Task objective.
Word for word, restate every line of the material.

Stored entries
________________________
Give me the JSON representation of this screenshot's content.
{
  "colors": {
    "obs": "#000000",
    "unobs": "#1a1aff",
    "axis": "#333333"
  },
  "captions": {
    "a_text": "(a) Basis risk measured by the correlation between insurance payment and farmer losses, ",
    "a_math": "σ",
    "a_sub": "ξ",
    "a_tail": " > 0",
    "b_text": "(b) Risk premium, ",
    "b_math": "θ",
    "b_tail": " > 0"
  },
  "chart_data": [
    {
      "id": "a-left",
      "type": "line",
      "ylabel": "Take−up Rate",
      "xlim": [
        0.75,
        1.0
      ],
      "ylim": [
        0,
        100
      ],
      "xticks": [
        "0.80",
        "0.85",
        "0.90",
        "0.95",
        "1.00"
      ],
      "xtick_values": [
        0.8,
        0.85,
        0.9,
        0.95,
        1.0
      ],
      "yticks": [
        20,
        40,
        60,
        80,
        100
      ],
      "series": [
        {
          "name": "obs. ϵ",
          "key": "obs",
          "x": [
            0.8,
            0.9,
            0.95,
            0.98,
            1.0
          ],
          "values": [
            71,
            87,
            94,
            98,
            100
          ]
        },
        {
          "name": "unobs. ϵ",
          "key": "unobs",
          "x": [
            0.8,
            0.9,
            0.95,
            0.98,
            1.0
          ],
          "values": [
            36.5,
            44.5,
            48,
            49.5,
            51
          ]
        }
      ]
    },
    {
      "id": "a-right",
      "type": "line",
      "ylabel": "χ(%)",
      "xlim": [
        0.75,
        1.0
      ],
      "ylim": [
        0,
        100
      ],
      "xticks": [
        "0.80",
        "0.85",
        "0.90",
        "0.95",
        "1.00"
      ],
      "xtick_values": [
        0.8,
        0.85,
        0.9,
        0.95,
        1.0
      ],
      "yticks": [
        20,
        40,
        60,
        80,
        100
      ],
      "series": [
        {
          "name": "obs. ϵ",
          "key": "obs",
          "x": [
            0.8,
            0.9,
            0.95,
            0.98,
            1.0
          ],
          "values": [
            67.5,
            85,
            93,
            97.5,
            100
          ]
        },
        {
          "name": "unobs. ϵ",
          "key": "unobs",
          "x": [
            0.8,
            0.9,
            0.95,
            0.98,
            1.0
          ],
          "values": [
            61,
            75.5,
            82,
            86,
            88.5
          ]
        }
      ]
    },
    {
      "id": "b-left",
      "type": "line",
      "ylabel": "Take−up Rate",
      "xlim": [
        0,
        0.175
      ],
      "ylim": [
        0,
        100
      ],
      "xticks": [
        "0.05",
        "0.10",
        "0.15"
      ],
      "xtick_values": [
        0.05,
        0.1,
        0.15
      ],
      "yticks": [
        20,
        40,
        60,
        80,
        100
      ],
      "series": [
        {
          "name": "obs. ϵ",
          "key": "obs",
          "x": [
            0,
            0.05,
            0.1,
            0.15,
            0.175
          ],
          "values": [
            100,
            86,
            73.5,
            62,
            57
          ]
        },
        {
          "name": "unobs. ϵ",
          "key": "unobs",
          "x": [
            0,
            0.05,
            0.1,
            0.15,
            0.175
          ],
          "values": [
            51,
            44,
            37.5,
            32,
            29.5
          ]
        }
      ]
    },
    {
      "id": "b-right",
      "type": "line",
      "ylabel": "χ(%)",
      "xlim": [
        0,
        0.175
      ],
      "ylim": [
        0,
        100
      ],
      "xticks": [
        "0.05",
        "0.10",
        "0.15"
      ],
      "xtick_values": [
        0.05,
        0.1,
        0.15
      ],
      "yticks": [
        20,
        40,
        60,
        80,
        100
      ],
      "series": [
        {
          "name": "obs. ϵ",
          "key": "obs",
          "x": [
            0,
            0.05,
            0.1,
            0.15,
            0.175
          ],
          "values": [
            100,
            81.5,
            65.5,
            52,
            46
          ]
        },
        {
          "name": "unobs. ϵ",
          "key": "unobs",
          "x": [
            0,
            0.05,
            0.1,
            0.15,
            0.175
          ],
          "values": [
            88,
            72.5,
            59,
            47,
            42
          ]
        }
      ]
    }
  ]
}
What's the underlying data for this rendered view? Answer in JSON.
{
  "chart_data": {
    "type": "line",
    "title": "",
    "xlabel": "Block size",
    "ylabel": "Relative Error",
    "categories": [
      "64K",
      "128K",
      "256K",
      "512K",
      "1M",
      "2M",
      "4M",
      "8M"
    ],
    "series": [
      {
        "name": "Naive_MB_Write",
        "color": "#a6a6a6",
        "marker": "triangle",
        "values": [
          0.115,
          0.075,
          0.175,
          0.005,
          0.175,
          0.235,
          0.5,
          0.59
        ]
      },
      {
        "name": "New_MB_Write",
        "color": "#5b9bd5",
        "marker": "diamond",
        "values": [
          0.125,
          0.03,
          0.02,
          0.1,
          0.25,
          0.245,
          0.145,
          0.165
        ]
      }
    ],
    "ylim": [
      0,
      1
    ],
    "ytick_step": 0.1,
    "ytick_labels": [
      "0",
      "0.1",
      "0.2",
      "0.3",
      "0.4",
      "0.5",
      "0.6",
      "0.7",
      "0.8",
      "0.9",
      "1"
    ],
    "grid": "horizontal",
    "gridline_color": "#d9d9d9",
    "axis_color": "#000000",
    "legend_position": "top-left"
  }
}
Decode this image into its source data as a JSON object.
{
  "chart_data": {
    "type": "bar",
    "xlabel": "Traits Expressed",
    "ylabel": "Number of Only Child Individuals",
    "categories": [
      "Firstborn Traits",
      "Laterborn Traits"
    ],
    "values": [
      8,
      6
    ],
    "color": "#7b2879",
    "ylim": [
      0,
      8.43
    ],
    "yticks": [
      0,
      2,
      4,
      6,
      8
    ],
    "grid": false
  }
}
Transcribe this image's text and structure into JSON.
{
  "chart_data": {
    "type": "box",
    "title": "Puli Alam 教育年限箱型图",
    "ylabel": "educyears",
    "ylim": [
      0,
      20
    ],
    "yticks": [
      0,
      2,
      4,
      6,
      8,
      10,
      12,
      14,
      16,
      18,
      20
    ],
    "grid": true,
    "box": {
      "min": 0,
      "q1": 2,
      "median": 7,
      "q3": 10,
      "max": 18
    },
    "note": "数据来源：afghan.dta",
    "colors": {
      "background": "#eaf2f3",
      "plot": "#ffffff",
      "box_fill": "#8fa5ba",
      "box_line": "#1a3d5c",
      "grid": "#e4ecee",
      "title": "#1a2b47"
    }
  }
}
________________________
Answer to this task.
Give me the JSON representation of this screenshot's content.
{
  "colors": {
    "obs": "#000000",
    "unobs": "#1a1aff",
    "axis": "#333333"
  },
  "captions": {
    "a_text": "(a) Basis risk measured by the correlation between insurance payment and farmer losses, ",
    "a_math": "σ",
    "a_sub": "ξ",
    "a_tail": " > 0",
    "b_text": "(b) Risk premium, ",
    "b_math": "θ",
    "b_tail": " > 0"
  },
  "chart_data": [
    {
      "id": "a-left",
      "type": "line",
      "ylabel": "Take−up Rate",
      "xlim": [
        0.75,
        1.0
      ],
      "ylim": [
        0,
        100
      ],
      "xticks": [
        "0.80",
        "0.85",
        "0.90",
        "0.95",
        "1.00"
      ],
      "xtick_values": [
        0.8,
        0.85,
        0.9,
        0.95,
        1.0
      ],
      "yticks": [
        20,
        40,
        60,
        80,
        100
      ],
      "series": [
        {
          "name": "obs. ϵ",
          "key": "obs",
          "x": [
            0.8,
            0.9,
            0.95,
            0.98,
            1.0
          ],
          "values": [
            71,
            87,
            94,
            98,
            100
          ]
        },
        {
          "name": "unobs. ϵ",
          "key": "unobs",
          "x": [
            0.8,
            0.9,
            0.95,
            0.98,
            1.0
          ],
          "values": [
            36.5,
            44.5,
            48,
            49.5,
            51
          ]
        }
      ]
    },
    {
      "id": "a-right",
      "type": "line",
      "ylabel": "χ(%)",
      "xlim": [
        0.75,
        1.0
      ],
      "ylim": [
        0,
        100
      ],
      "xticks": [
        "0.80",
        "0.85",
        "0.90",
        "0.95",
        "1.00"
      ],
      "xtick_values": [
        0.8,
        0.85,
        0.9,
        0.95,
        1.0
      ],
      "yticks": [
        20,
        40,
        60,
        80,
        100
      ],
      "series": [
        {
          "name": "obs. ϵ",
          "key": "obs",
          "x": [
            0.8,
            0.9,
            0.95,
            0.98,
            1.0
          ],
          "values": [
            67.5,
            85,
            93,
            97.5,
            100
          ]
        },
        {
          "name": "unobs. ϵ",
          "key": "unobs",
          "x": [
            0.8,
            0.9,
            0.95,
            0.98,
            1.0
          ],
          "values": [
            61,
            75.5,
            82,
            86,
            88.5
          ]
        }
      ]
    },
    {
      "id": "b-left",
      "type": "line",
      "ylabel": "Take−up Rate",
      "xlim": [
        0,
        0.175
      ],
      "ylim": [
        0,
        100
      ],
      "xticks": [
        "0.05",
        "0.10",
        "0.15"
      ],
      "xtick_values": [
        0.05,
        0.1,
        0.15
      ],
      "yticks": [
        20,
        40,
        60,
        80,
        100
      ],
      "series": [
        {
          "name": "obs. ϵ",
          "key": "obs",
          "x": [
            0,
            0.05,
            0.1,
            0.15,
            0.175
          ],
          "values": [
            100,
            86,
            73.5,
            62,
            57
          ]
        },
        {
          "name": "unobs. ϵ",
          "key": "unobs",
          "x": [
            0,
            0.05,
            0.1,
            0.15,
            0.175
          ],
          "values": [
            51,
            44,
            37.5,
            32,
            29.5
          ]
        }
      ]
    },
    {
      "id": "b-right",
      "type": "line",
      "ylabel": "χ(%)",
      "xlim": [
        0,
        0.175
      ],
      "ylim": [
        0,
        100
      ],
      "xticks": [
        "0.05",
        "0.10",
        "0.15"
      ],
      "xtick_values": [
        0.05,
        0.1,
        0.15
      ],
      "yticks": [
        20,
        40,
        60,
        80,
        100
      ],
      "series": [
        {
          "name": "obs. ϵ",
          "key": "obs",
          "x": [
            0,
            0.05,
            0.1,
            0.15,
            0.175
          ],
          "values": [
            100,
            81.5,
            65.5,
            52,
            46
          ]
        },
        {
          "name": "unobs. ϵ",
          "key": "unobs",
          "x": [
            0,
            0.05,
            0.1,
            0.15,
            0.175
          ],
          "values": [
            88,
            72.5,
            59,
            47,
            42
          ]
        }
      ]
    }
  ]
}
What's the underlying data for this rendered view? Answer in JSON.
{
  "chart_data": {
    "type": "line",
    "title": "",
    "xlabel": "Block size",
    "ylabel": "Relative Error",
    "categories": [
      "64K",
      "128K",
      "256K",
      "512K",
      "1M",
      "2M",
      "4M",
      "8M"
    ],
    "series": [
      {
        "name": "Naive_MB_Write",
        "color": "#a6a6a6",
        "marker": "triangle",
        "values": [
          0.115,
          0.075,
          0.175,
          0.005,
          0.175,
          0.235,
          0.5,
          0.59
        ]
      },
      {
        "name": "New_MB_Write",
        "color": "#5b9bd5",
        "marker": "diamond",
        "values": [
          0.125,
          0.03,
          0.02,
          0.1,
          0.25,
          0.245,
          0.145,
          0.165
        ]
      }
    ],
    "ylim": [
      0,
      1
    ],
    "ytick_step": 0.1,
    "ytick_labels": [
      "0",
      "0.1",
      "0.2",
      "0.3",
      "0.4",
      "0.5",
      "0.6",
      "0.7",
      "0.8",
      "0.9",
      "1"
    ],
    "grid": "horizontal",
    "gridline_color": "#d9d9d9",
    "axis_color": "#000000",
    "legend_position": "top-left"
  }
}
Decode this image into its source data as a JSON object.
{
  "chart_data": {
    "type": "bar",
    "xlabel": "Traits Expressed",
    "ylabel": "Number of Only Child Individuals",
    "categories": [
      "Firstborn Traits",
      "Laterborn Traits"
    ],
    "values": [
      8,
      6
    ],
    "color": "#7b2879",
    "ylim": [
      0,
      8.43
    ],
    "yticks": [
      0,
      2,
      4,
      6,
      8
    ],
    "grid": false
  }
}
Transcribe this image's text and structure into JSON.
{
  "chart_data": {
    "type": "box",
    "title": "Puli Alam 教育年限箱型图",
    "ylabel": "educyears",
    "ylim": [
      0,
      20
    ],
    "yticks": [
      0,
      2,
      4,
      6,
      8,
      10,
      12,
      14,
      16,
      18,
      20
    ],
    "grid": true,
    "box": {
      "min": 0,
      "q1": 2,
      "median": 7,
      "q3": 10,
      "max": 18
    },
    "note": "数据来源：afghan.dta",
    "colors": {
      "background": "#eaf2f3",
      "plot": "#ffffff",
      "box_fill": "#8fa5ba",
      "box_line": "#1a3d5c",
      "grid": "#e4ecee",
      "title": "#1a2b47"
    }
  }
}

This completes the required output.